抜粋>
· · ·
島根県の山﨑慎司専務理事は2017年からの普及活動について報告しました。同県では、2016年に初めて連合チームが公式戦に出場したことをきっかけに、翌年、普及委員会を発足させました。委員会には県内3地区から現役監督1名と役員がそれぞれ参加。同年、松江市軟式野球連盟(学童部)との共催で、未就学児から小学校3年までを対象とした松江市野球フェスティバルを開催するとともに、加盟校が小学生、保育園を訪問する「1校・1園の普及活動」をスタートさせました。

以後、「フェスタ」で得た学びを「1校・1園活動」に落とし込みながら、この両輪で普及活動を展開していきました。

「1校・1園活動」などを紹介する島根県高野連の山﨑慎司専務理事
工夫をこらし、大会への来場につなげ

フェスタの開催ではスポーツ少年団にも協力をあおぎ、子どもたちがブースを回り終えた最後にスポーツ少年団のチラシを必ず受け取るようにするなど、加入につなげていく工夫をこらしました。子ども2、3人に高校生1人がつき、島根大会の特別入場券になる手書きメッセージカードをプレゼントして、案内役のお兄さん、お姉さんの試合を応援しに来てもらうよう呼びかけました。2023年の出雲こども野球フェスタに参加した160人のうち、延べ40人が特別入場券を使って第106回選手権島根大会に来場しました。この数字は、目に見えにくい「普及」活動の成果を示す一つの指標にもなっています。

「1校・1園活動」については、実施マニュアルをもとに、アポイントを取る際の注意点や、子どもとの距離の縮め方など具体的なコツを紹介。打ち合わせから生徒も参加することが、生徒らの成長にもつながるとしていました。

オンラインで参加した出雲工の石飛孝汰主将は「子どもの目線で考えることは難しかったけど、『楽しかった』と言ってくれることがやりがいと感じる。そのために何をやるのか考えてやっていた」と、上田里衣奈マネージャーも「喜んでくれるとやってよかったと思いました」と話し、それぞれが抱えた不安などは、子どもたちの笑顔で解消されたようでした。

山﨑専務理事は、「島根にはプロ野球も大学の大きなリーグもなく、高校野球が支える意味は大きい。子どもたちにとって、高校生1人1人がヒーロー」と高校生が普及活動に参加する意義を訴えました。

「監督会」中心に振興活動を展開――和歌山

和歌山県の髙津亮専務理事は、「監督部会」を軸に行っている振興活動について紹介しました。

報告の冒頭、和歌山県内の高校野球人口は9年間で555人減少している一方、県外の高校に進学する中学生も増えている実情を紹介。1998年に監督部会を発足させ、現役の監督らが中心となり、オフシーズンに普及・振興を目的とした「ちびっこやきゅうチャレンジ」などの事業を行っていることが報告されました。昨年からは和歌山大会の試合直後にも開催するなど、意欲的な取り組みが続いています。

最近では、中学校体育連盟なども巻き込んで、世代間のつながりを重視するようになってきています。ちびっこやきゅうチャレンジや少年野球教室、硬式球体験などを1会場で行う「中紀地区野球フェスティバル」では、未就学児や小学生だけでなく、中学生も対象としています。育ち盛りの小学生の保護者対象、中学生対象に分けて実施した栄養講座も好評でとても盛り上がりました。
· · ·
抽出情報>
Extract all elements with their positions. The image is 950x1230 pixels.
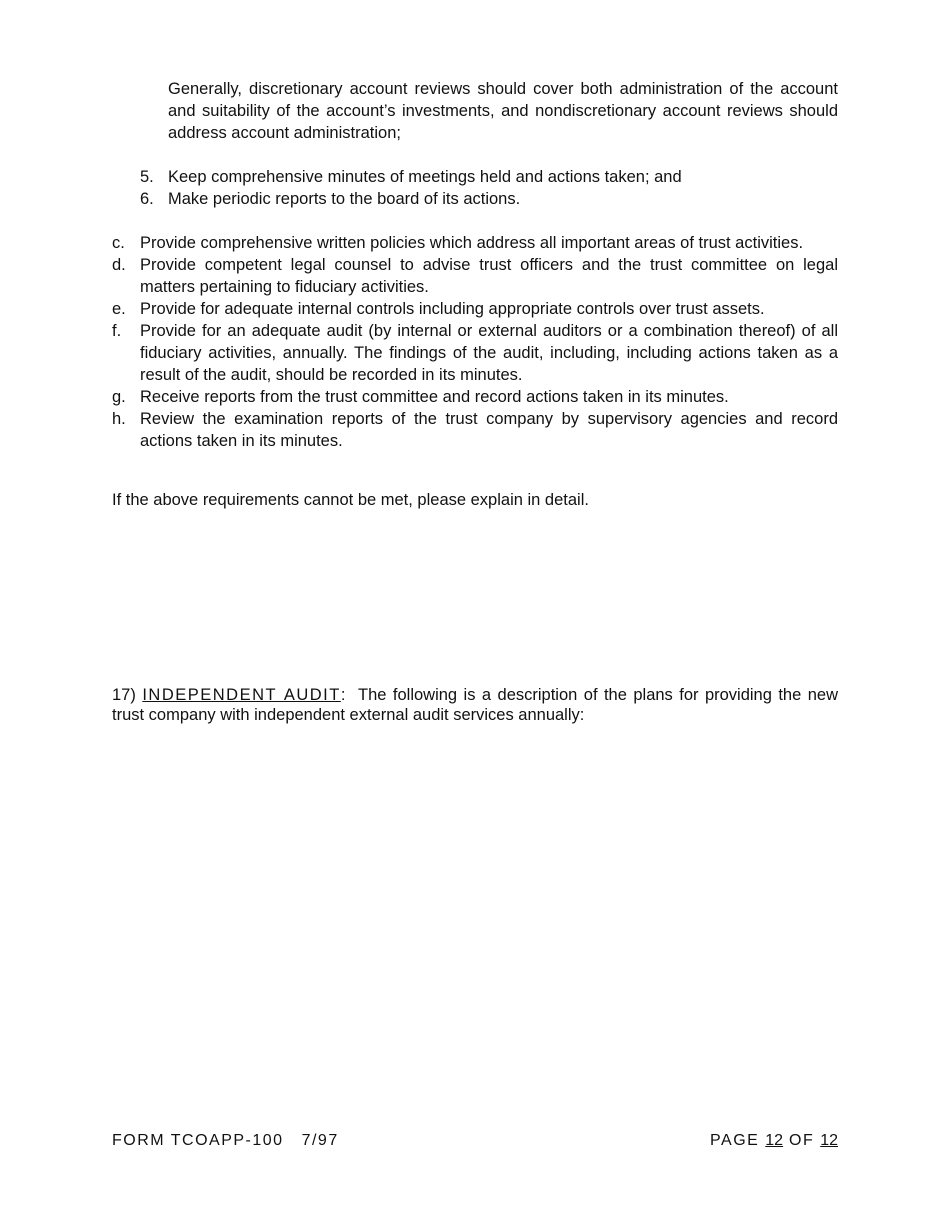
list-marker: 6. bbox=[140, 190, 154, 208]
list-item-text: Provide for an adequate audit (by internal or external auditors or a combination thereof) of all fiduciary activities, annually. The findings of the audit, including, including actions taken as a result of the audit, should be recorded in its minutes. bbox=[140, 322, 838, 384]
list-item-text: Provide for adequate internal controls including appropriate controls over trust assets. bbox=[140, 300, 765, 318]
list-marker: e. bbox=[112, 300, 126, 318]
list-marker: c. bbox=[112, 234, 125, 252]
form-identifier bbox=[112, 1130, 339, 1152]
list-marker: g. bbox=[112, 388, 126, 406]
explain-instruction: If the above requirements cannot be met, please explain in detail. bbox=[112, 491, 589, 509]
section-heading: INDEPENDENT AUDIT bbox=[142, 686, 341, 704]
section-text: The following is a description of the plans for providing the new trust company with independent external audit services annually: bbox=[112, 686, 839, 724]
list-item bbox=[112, 298, 838, 320]
list-item-text: Receive reports from the trust committee and record actions taken in its minutes. bbox=[140, 388, 729, 406]
list-item bbox=[140, 166, 838, 188]
list-item-text: Make periodic reports to the board of its actions. bbox=[168, 190, 521, 208]
section-number: 17) bbox=[112, 686, 136, 704]
continuation-paragraph: Generally, discretionary account reviews should cover both administration of the account and suitability of the account’s investments, and nondiscretionary account reviews should address account administration; bbox=[168, 80, 838, 142]
list-marker: f. bbox=[112, 322, 122, 340]
list-item bbox=[112, 232, 838, 254]
list-item bbox=[112, 320, 838, 386]
form-id: FORM TCOAPP-100 bbox=[112, 1132, 284, 1149]
page-current: 12 bbox=[765, 1132, 784, 1149]
section-independent-audit bbox=[112, 685, 838, 725]
page-total: 12 bbox=[820, 1132, 838, 1149]
list-item-text: Provide comprehensive written policies which address all important areas of trust activities. bbox=[140, 234, 804, 252]
of-label: OF bbox=[789, 1132, 815, 1149]
list-marker: h. bbox=[112, 410, 126, 428]
list-item-text: Keep comprehensive minutes of meetings held and actions taken; and bbox=[168, 168, 682, 186]
lettered-list bbox=[112, 232, 838, 452]
list-item bbox=[112, 254, 838, 298]
list-item bbox=[112, 408, 838, 452]
list-item bbox=[140, 188, 838, 210]
list-item bbox=[112, 386, 838, 408]
list-item-text: Review the examination reports of the trust company by supervisory agencies and record actions taken in its minutes. bbox=[140, 410, 838, 450]
form-date: 7/97 bbox=[301, 1132, 339, 1149]
page-number bbox=[710, 1130, 838, 1152]
numbered-list bbox=[140, 166, 838, 210]
page-label: PAGE bbox=[710, 1132, 760, 1149]
list-marker: 5. bbox=[140, 168, 154, 186]
page-footer bbox=[112, 1130, 838, 1152]
list-item-text: Provide competent legal counsel to advise trust officers and the trust committee on legal matters pertaining to fiduciary activities. bbox=[140, 256, 838, 296]
list-marker: d. bbox=[112, 256, 126, 274]
section-separator: : bbox=[340, 686, 346, 704]
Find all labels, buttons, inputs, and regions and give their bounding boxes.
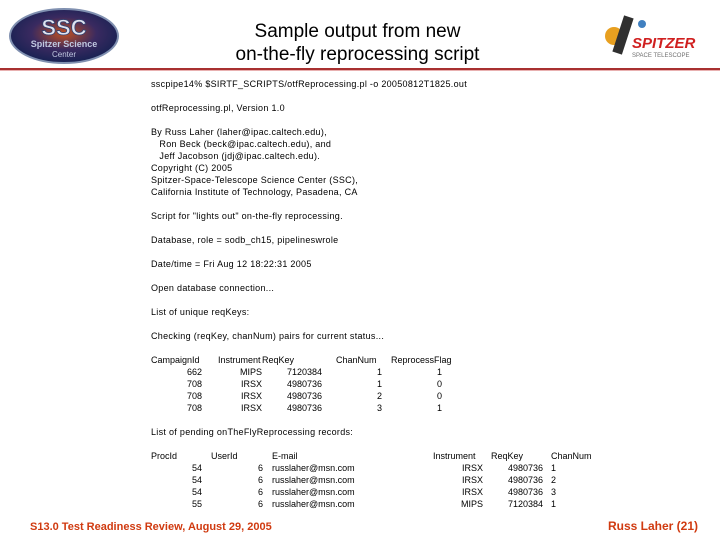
table-header: [0, 450, 720, 462]
script-line: Script for "lights out" on-the-fly reprocessing.: [151, 211, 343, 221]
author-line: Ron Beck (beck@ipac.caltech.edu), and: [151, 139, 332, 149]
table-cell: 55: [191, 499, 202, 509]
table-row: [0, 378, 720, 390]
table-cell: 708: [186, 403, 202, 413]
table-cell: IRSX: [461, 475, 483, 485]
table-cell: 662: [186, 367, 202, 377]
table-cell: IRSX: [461, 487, 483, 497]
column-header: ReqKey: [491, 451, 524, 461]
table-cell: 708: [186, 379, 202, 389]
svg-text:Center: Center: [51, 50, 77, 59]
table-cell: 7120384: [286, 367, 322, 377]
table-header: [0, 354, 720, 366]
column-header: ReqKey: [262, 355, 295, 365]
column-header: Instrument: [218, 355, 261, 365]
table-row: [0, 390, 720, 402]
header-divider-shadow: [0, 70, 720, 71]
table-cell: 2: [551, 475, 557, 485]
table-row: [0, 462, 720, 474]
author-line: Jeff Jacobson (jdj@ipac.caltech.edu).: [151, 151, 321, 161]
svg-text:SSC: SSC: [41, 15, 87, 40]
table-cell: MIPS: [460, 499, 483, 509]
table-cell: russlaher@msn.com: [272, 475, 355, 485]
table-cell: 6: [257, 463, 263, 473]
table-cell: 4980736: [507, 463, 543, 473]
table-cell: 4980736: [286, 379, 322, 389]
table-cell: 0: [436, 391, 442, 401]
svg-text:SPACE TELESCOPE: SPACE TELESCOPE: [632, 53, 690, 59]
table-row: [0, 498, 720, 510]
table-cell: russlaher@msn.com: [272, 463, 355, 473]
table-cell: 2: [376, 391, 382, 401]
table-cell: IRSX: [240, 403, 262, 413]
date-line: Date/time = Fri Aug 12 18:22:31 2005: [151, 259, 312, 269]
spitzer-logo: [600, 12, 710, 62]
author-line: By Russ Laher (laher@ipac.caltech.edu),: [151, 127, 327, 137]
table-cell: 1: [436, 367, 442, 377]
column-header: ChanNum: [551, 451, 592, 461]
table-cell: IRSX: [461, 463, 483, 473]
institution-line: California Institute of Technology, Pasadena, CA: [151, 187, 358, 197]
title-line-2: on-the-fly reprocessing script: [235, 44, 480, 65]
table-cell: 1: [551, 499, 557, 509]
column-header: ReprocessFlag: [391, 355, 452, 365]
table-cell: 54: [191, 463, 202, 473]
table-row: [0, 402, 720, 414]
footer-event: S13.0 Test Readiness Review, August 29, 2005: [30, 521, 272, 533]
table-cell: 4980736: [507, 487, 543, 497]
table-cell: MIPS: [239, 367, 262, 377]
table-cell: 708: [186, 391, 202, 401]
version-line: otfReprocessing.pl, Version 1.0: [151, 103, 285, 113]
title-line-1: Sample output from new: [254, 21, 461, 42]
table-cell: 6: [257, 499, 263, 509]
command-line: sscpipe14% $SIRTF_SCRIPTS/otfReprocessing.pl -o 20050812T1825.out: [151, 79, 467, 89]
table-row: [0, 474, 720, 486]
column-header: ProcId: [151, 451, 178, 461]
table-cell: 4980736: [286, 403, 322, 413]
table-cell: russlaher@msn.com: [272, 499, 355, 509]
checking-line: Checking (reqKey, chanNum) pairs for current status...: [151, 331, 385, 341]
table-cell: 4980736: [507, 475, 543, 485]
table-cell: 1: [376, 379, 382, 389]
list-reqkeys-line: List of unique reqKeys:: [151, 307, 250, 317]
table-cell: 1: [436, 403, 442, 413]
table-cell: 6: [257, 487, 263, 497]
column-header: CampaignId: [151, 355, 200, 365]
ssc-logo: [8, 8, 120, 64]
footer-author-page: Russ Laher (21): [607, 519, 698, 533]
table-cell: 1: [551, 463, 557, 473]
column-header: E-mail: [272, 451, 298, 461]
table-cell: 1: [376, 367, 382, 377]
table-row: [0, 366, 720, 378]
table-cell: 54: [191, 487, 202, 497]
table-cell: 3: [551, 487, 557, 497]
copyright-line: Copyright (C) 2005: [151, 163, 233, 173]
table-cell: 7120384: [507, 499, 543, 509]
org-line: Spitzer-Space-Telescope Science Center (SSC),: [151, 175, 359, 185]
table-cell: 3: [376, 403, 382, 413]
table-cell: IRSX: [240, 391, 262, 401]
database-line: Database, role = sodb_ch15, pipelineswrole: [151, 235, 339, 245]
table-cell: 54: [191, 475, 202, 485]
table-cell: 0: [436, 379, 442, 389]
column-header: Instrument: [433, 451, 476, 461]
pending-line: List of pending onTheFlyReprocessing records:: [151, 427, 354, 437]
table-cell: 6: [257, 475, 263, 485]
table-cell: 4980736: [286, 391, 322, 401]
table-cell: russlaher@msn.com: [272, 487, 355, 497]
column-header: ChanNum: [336, 355, 377, 365]
table-cell: IRSX: [240, 379, 262, 389]
open-db-line: Open database connection...: [151, 283, 275, 293]
column-header: UserId: [211, 451, 238, 461]
svg-text:SPITZER: SPITZER: [632, 35, 696, 52]
slide-title: [200, 20, 515, 66]
svg-text:Spitzer Science: Spitzer Science: [30, 39, 98, 49]
table-row: [0, 486, 720, 498]
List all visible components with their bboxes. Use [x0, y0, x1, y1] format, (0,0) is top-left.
· · ·
記述課題 1>
抜粋の中で氏名が記されている人物を、すべて挙げてください。
記述課題 2>
抜粋のうち、「オンラインで参加した出雲工の」を含む語句で始まり「評でとても盛り上がりました。」で終わる部分を、原文のまま返してください。

解答全文 1>
山﨑慎司、石飛孝汰、上田里衣奈、髙津亮

解答全文 2>
オンラインで参加した出雲工の石飛孝汰主将は「子どもの目線で考えることは難しかったけど、『楽しかった』と言ってくれることがやりがいと感じる。そのために何をやるのか考えてやっていた」と、上田里衣奈マネージャーも「喜んでくれるとやってよかったと思いました」と話し、それぞれが抱えた不安などは、子どもたちの笑顔で解消されたようでした。

山﨑専務理事は、「島根にはプロ野球も大学の大きなリーグもなく、高校野球が支える意味は大きい。子どもたちにとって、高校生1人1人がヒーロー」と高校生が普及活動に参加する意義を訴えました。

「監督会」中心に振興活動を展開――和歌山

和歌山県の髙津亮専務理事は、「監督部会」を軸に行っている振興活動について紹介しました。

報告の冒頭、和歌山県内の高校野球人口は9年間で555人減少している一方、県外の高校に進学する中学生も増えている実情を紹介。1998年に監督部会を発足させ、現役の監督らが中心となり、オフシーズンに普及・振興を目的とした「ちびっこやきゅうチャレンジ」などの事業を行っていることが報告されました。昨年からは和歌山大会の試合直後にも開催するなど、意欲的な取り組みが続いています。

最近では、中学校体育連盟なども巻き込んで、世代間のつながりを重視するようになってきています。ちびっこやきゅうチャレンジや少年野球教室、硬式球体験などを1会場で行う「中紀地区野球フェスティバル」では、未就学児や小学生だけでなく、中学生も対象としています。育ち盛りの小学生の保護者対象、中学生対象に分けて実施した栄養講座も好評でとても盛り上がりました。